> _Problem statement_
Set out every line of the records below as a JSON list of strings, one string per line, with blank lines omitted. Leave the pictures out of the list.

───── Dataset ─────

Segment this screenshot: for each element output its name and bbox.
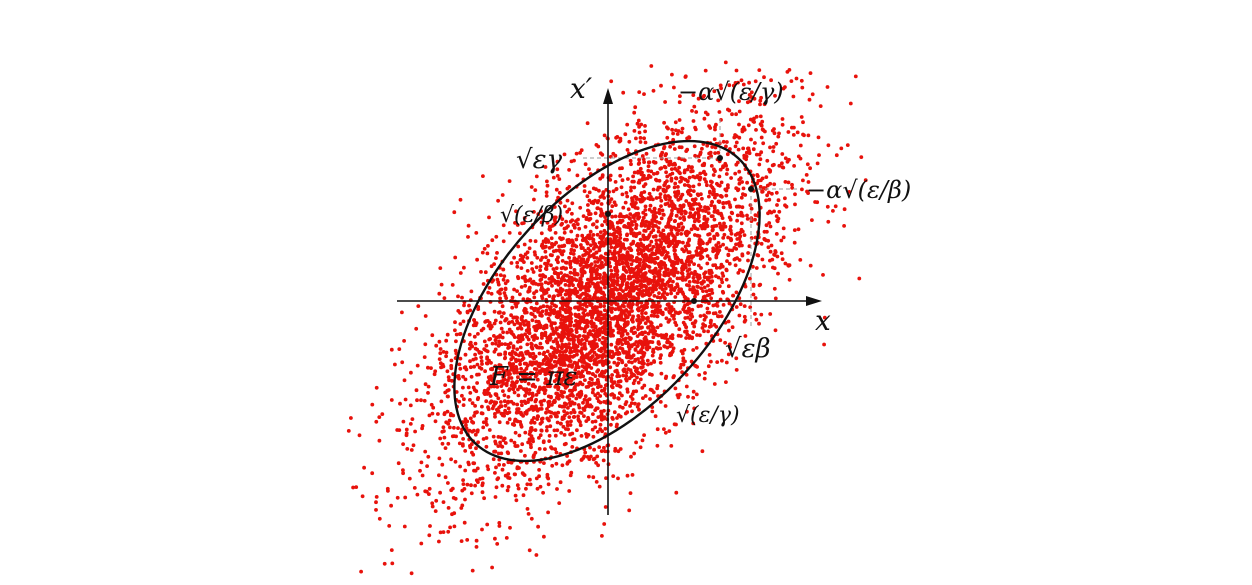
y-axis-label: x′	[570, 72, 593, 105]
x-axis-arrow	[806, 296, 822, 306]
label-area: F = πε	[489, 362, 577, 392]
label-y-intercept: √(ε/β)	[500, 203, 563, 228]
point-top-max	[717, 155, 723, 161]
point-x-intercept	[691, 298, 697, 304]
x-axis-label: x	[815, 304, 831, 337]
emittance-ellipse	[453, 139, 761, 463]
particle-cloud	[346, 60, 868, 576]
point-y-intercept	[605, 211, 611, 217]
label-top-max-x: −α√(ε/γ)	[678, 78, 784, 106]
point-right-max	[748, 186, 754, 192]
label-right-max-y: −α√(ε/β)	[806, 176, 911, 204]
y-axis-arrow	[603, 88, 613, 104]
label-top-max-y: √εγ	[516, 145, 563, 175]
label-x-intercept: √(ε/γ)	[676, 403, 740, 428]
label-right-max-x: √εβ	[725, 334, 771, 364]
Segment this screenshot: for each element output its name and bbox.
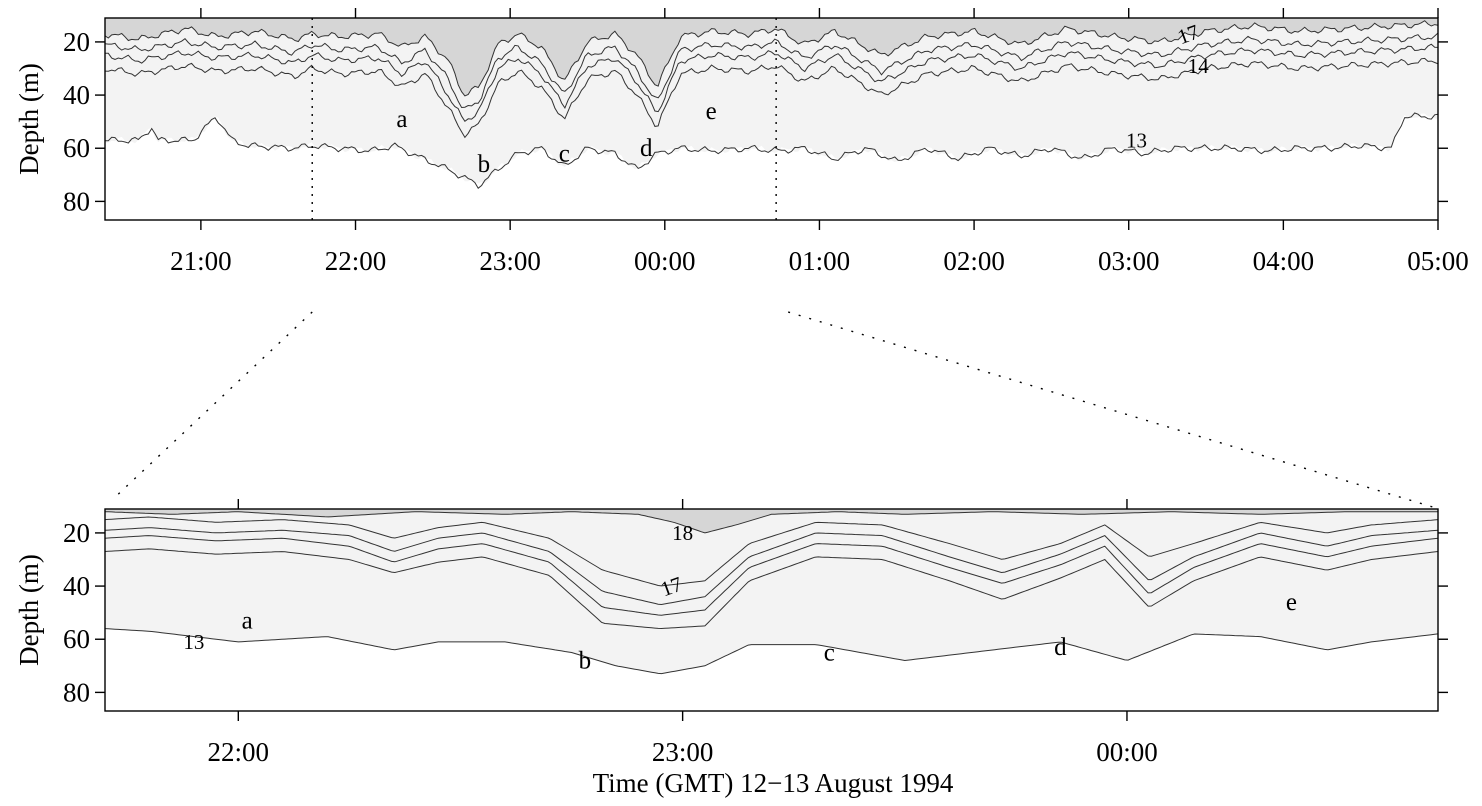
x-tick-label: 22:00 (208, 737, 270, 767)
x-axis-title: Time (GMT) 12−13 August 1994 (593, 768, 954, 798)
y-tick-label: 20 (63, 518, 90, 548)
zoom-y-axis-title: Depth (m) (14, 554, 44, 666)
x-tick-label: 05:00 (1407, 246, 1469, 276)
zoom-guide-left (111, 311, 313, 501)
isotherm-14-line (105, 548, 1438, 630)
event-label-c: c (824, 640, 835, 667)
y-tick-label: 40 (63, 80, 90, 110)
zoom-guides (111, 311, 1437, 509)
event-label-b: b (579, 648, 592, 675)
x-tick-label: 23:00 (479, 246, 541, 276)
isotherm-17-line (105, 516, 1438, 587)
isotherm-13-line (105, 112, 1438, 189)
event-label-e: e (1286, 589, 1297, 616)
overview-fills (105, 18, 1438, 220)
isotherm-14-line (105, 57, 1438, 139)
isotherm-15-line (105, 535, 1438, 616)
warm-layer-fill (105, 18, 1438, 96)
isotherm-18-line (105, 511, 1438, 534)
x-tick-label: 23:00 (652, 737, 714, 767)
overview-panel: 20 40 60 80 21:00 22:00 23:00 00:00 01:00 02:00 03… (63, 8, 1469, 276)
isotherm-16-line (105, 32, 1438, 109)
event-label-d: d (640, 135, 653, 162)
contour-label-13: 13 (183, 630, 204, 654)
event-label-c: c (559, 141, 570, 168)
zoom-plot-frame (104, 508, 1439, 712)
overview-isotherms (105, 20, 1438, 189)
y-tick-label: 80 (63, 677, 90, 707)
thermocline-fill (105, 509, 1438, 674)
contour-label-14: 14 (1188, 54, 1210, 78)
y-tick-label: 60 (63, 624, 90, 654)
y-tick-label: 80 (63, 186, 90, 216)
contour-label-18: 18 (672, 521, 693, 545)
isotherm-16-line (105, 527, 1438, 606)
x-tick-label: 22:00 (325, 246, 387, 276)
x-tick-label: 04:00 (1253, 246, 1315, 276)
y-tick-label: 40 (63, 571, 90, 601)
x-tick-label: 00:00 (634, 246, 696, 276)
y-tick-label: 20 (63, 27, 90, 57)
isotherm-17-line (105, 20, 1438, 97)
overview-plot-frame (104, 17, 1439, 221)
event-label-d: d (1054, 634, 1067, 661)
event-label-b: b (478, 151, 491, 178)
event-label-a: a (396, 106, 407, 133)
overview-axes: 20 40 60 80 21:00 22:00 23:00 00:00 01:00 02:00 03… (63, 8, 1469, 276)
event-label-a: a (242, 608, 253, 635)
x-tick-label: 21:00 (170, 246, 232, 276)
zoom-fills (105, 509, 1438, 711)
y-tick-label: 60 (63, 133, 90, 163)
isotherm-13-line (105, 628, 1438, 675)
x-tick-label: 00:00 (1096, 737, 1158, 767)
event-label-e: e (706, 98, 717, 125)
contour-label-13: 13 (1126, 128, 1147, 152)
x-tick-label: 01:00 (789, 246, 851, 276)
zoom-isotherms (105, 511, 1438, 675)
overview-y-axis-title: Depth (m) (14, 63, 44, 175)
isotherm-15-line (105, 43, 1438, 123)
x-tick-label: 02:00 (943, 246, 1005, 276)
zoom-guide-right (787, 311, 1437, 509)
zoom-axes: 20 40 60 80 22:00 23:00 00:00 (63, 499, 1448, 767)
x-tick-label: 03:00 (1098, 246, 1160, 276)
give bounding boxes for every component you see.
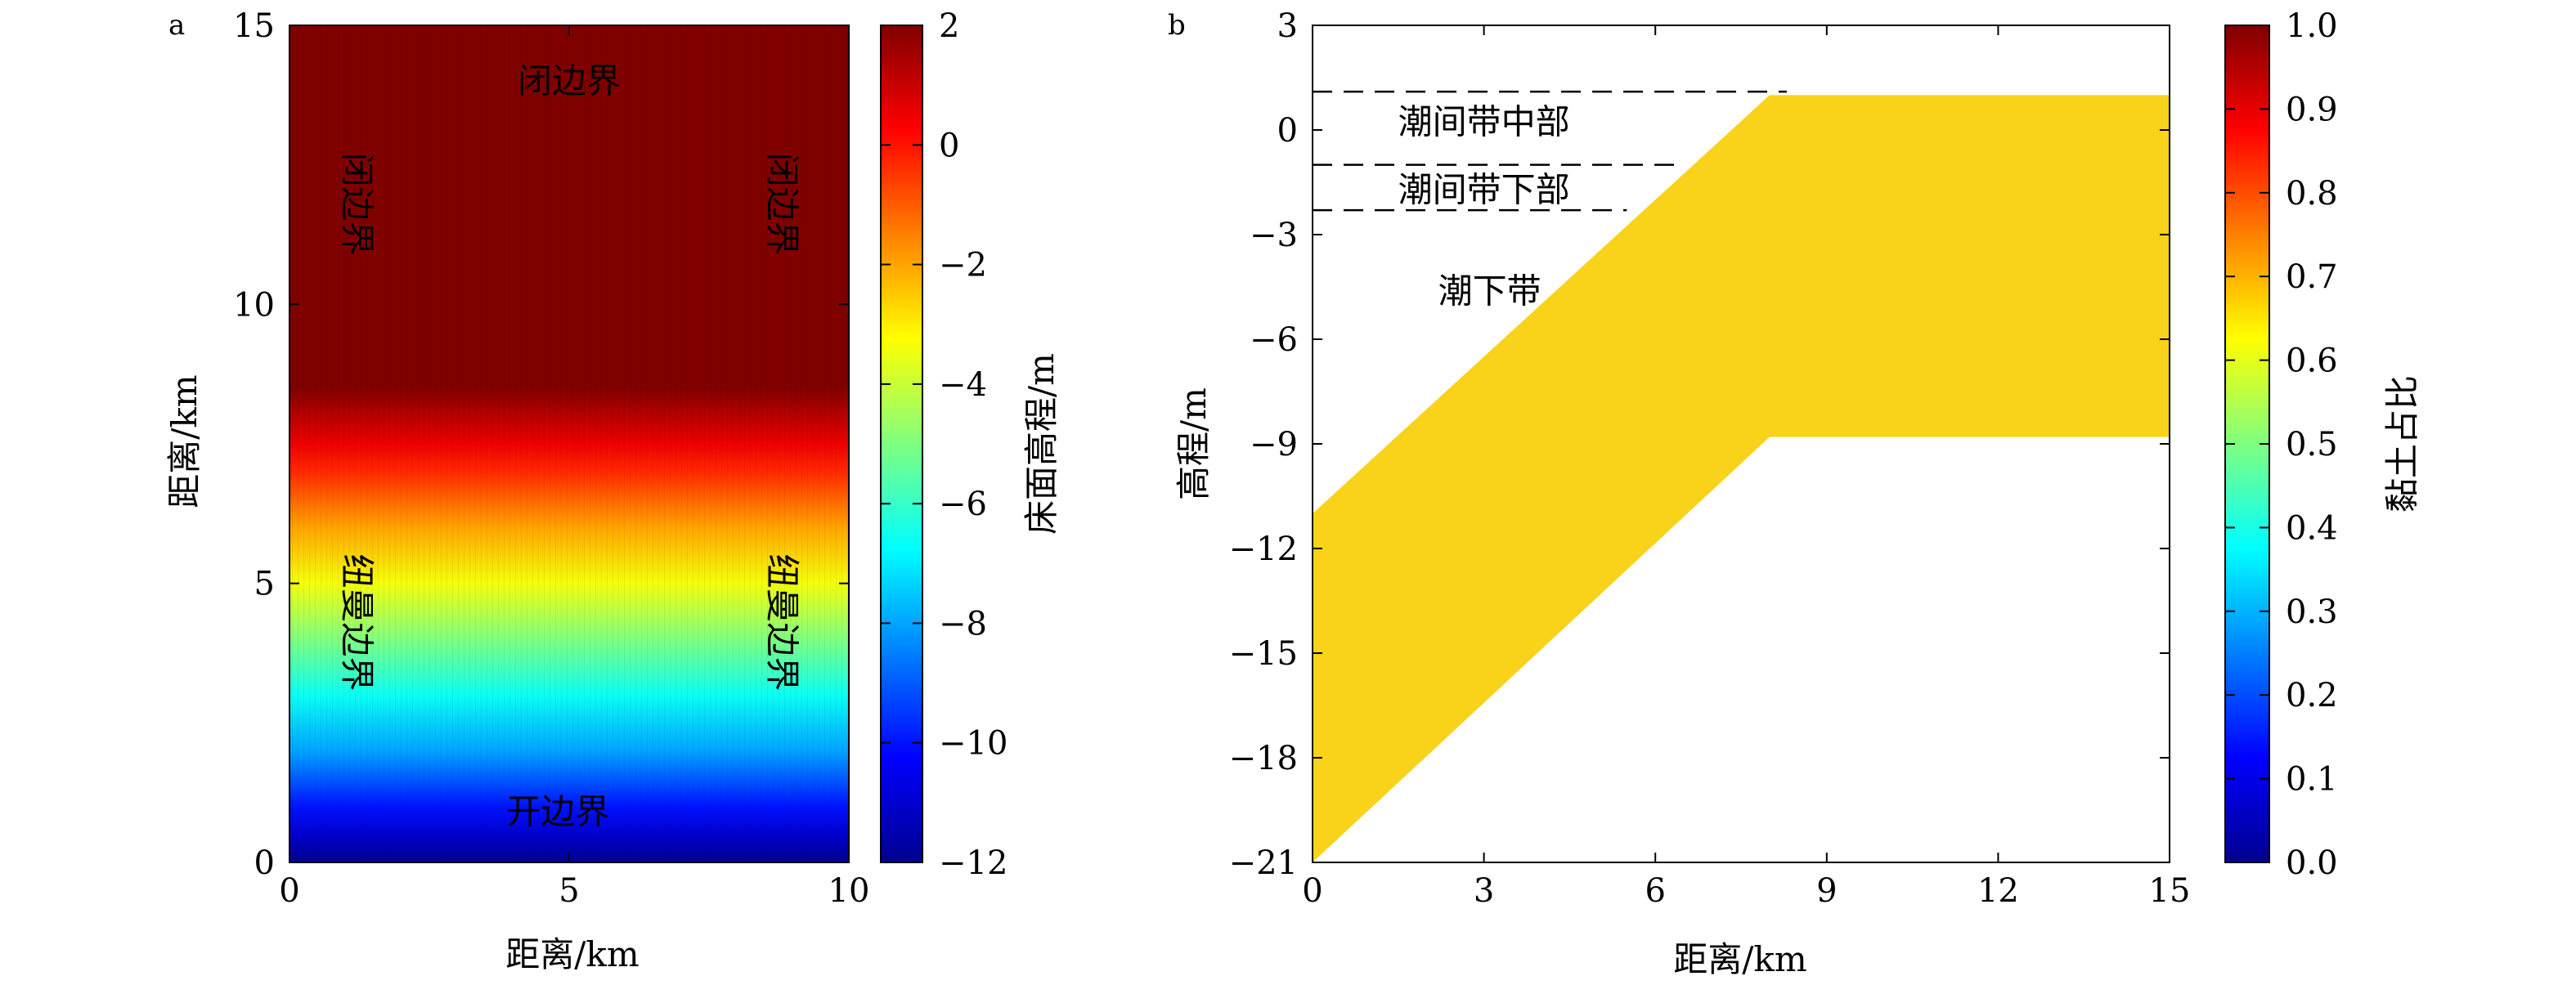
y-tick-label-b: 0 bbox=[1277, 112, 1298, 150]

─────

> _Solution to this task_
[
  "Segment this screenshot: for each element output its name and bbox.",
  "y-axis-label: x′\t[570, 72, 593, 105]",
  "x-axis-arrow\t[806, 296, 822, 306]",
  "label-area: F = πε\t[489, 362, 577, 392]",
  "label-y-intercept: √(ε/β)\t[500, 203, 563, 228]",
  "point-top-max\t[717, 155, 723, 161]",
  "point-x-intercept\t[691, 298, 697, 304]",
  "x-axis-label: x\t[815, 304, 831, 337]",
  "emittance-ellipse\t[453, 139, 761, 463]",
  "particle-cloud\t[346, 60, 868, 576]",
  "point-y-intercept\t[605, 211, 611, 217]",
  "label-top-max-x: −α√(ε/γ)\t[678, 78, 784, 106]",
  "point-right-max\t[748, 186, 754, 192]",
  "label-right-max-y: −α√(ε/β)\t[806, 176, 911, 204]",
  "y-axis-arrow\t[603, 88, 613, 104]",
  "label-top-max-y: √εγ\t[516, 145, 563, 175]",
  "label-x-intercept: √(ε/γ)\t[676, 403, 740, 428]",
  "label-right-max-x: √εβ\t[725, 334, 771, 364]",
  "Segment this screenshot: for each element output its name and bbox.",
  "x-tick-label: 22:00 (208, 737, 270, 767)",
  "x-axis-title: Time (GMT) 12−13 August 1994 (593, 768, 954, 798)",
  "y-tick-label: 20 (63, 518, 90, 548)",
  "zoom-y-axis-title: Depth (m) (14, 554, 44, 666)",
  "x-tick-label: 05:00 (1407, 246, 1469, 276)",
  "zoom-guide-left (111, 311, 313, 501)",
  "isotherm-14-line (105, 548, 1438, 630)",
  "event-label-c: c (824, 640, 835, 667)",
  "y-tick-label: 40 (63, 80, 90, 110)",
  "zoom-guides (111, 311, 1437, 509)",
  "event-label-b: b (579, 648, 592, 675)",
  "x-tick-label: 23:00 (479, 246, 541, 276)",
  "isotherm-17-line (105, 516, 1438, 587)",
  "isotherm-13-line (105, 112, 1438, 189)",
  "event-label-e: e (1286, 589, 1297, 616)",
  "overview-fills (105, 18, 1438, 220)",
  "isotherm-14-line (105, 57, 1438, 139)",
  "isotherm-15-line (105, 535, 1438, 616)",
  "warm-layer-fill (105, 18, 1438, 96)",
  "isotherm-18-line (105, 511, 1438, 534)",
  "x-tick-label: 23:00 (652, 737, 714, 767)",
  "overview-panel: 20 40 60 80 21:00 22:00 23:00 00:00 01:00 02:00 03… (63, 8, 1469, 276)",
  "isotherm-16-line (105, 32, 1438, 109)",
  "event-label-d: d (640, 135, 653, 162)",
  "contour-label-13: 13 (183, 630, 204, 654)",
  "event-label-c: c (559, 141, 570, 168)",
  "zoom-plot-frame (104, 508, 1439, 712)",
  "overview-isotherms (105, 20, 1438, 189)",
  "y-tick-label: 80 (63, 677, 90, 707)",
  "thermocline-fill (105, 509, 1438, 674)",
  "contour-label-14: 14 (1188, 54, 1210, 78)",
  "y-tick-label: 60 (63, 624, 90, 654)",
  "y-tick-label: 80 (63, 186, 90, 216)",
  "contour-label-18: 18 (672, 521, 693, 545)",
  "isotherm-16-line (105, 527, 1438, 606)",
  "x-tick-label: 22:00 (325, 246, 387, 276)",
  "x-tick-label: 04:00 (1253, 246, 1315, 276)",
  "y-tick-label: 40 (63, 571, 90, 601)",
  "x-tick-label: 00:00 (634, 246, 696, 276)",
  "y-tick-label: 20 (63, 27, 90, 57)",
  "isotherm-17-line (105, 20, 1438, 97)",
  "overview-plot-frame (104, 17, 1439, 221)",
  "event-label-d: d (1054, 634, 1067, 661)",
  "event-label-b: b (478, 151, 491, 178)",
  "event-label-a: a (396, 106, 407, 133)",
  "overview-axes: 20 40 60 80 21:00 22:00 23:00 00:00 01:00 02:00 03… (63, 8, 1469, 276)",
  "event-label-a: a (242, 608, 253, 635)",
  "x-tick-label: 21:00 (170, 246, 232, 276)",
  "zoom-fills (105, 509, 1438, 711)",
  "y-tick-label: 60 (63, 133, 90, 163)",
  "isotherm-13-line (105, 628, 1438, 675)",
  "x-tick-label: 00:00 (1096, 737, 1158, 767)",
  "event-label-e: e (706, 98, 717, 125)",
  "contour-label-13: 13 (1126, 128, 1147, 152)",
  "x-tick-label: 01:00 (789, 246, 851, 276)",
  "zoom-isotherms (105, 511, 1438, 675)",
  "overview-y-axis-title: Depth (m) (14, 63, 44, 175)",
  "isotherm-15-line (105, 43, 1438, 123)",
  "x-tick-label: 02:00 (943, 246, 1005, 276)",
  "zoom-guide-right (787, 311, 1437, 509)",
  "zoom-axes: 20 40 60 80 22:00 23:00 00:00 (63, 499, 1448, 767)",
  "x-tick-label: 03:00 (1098, 246, 1160, 276)",
  "give bounding boxes for every component you see.",
  "y-tick-label-b: 0 bbox=[1277, 112, 1298, 150]"
]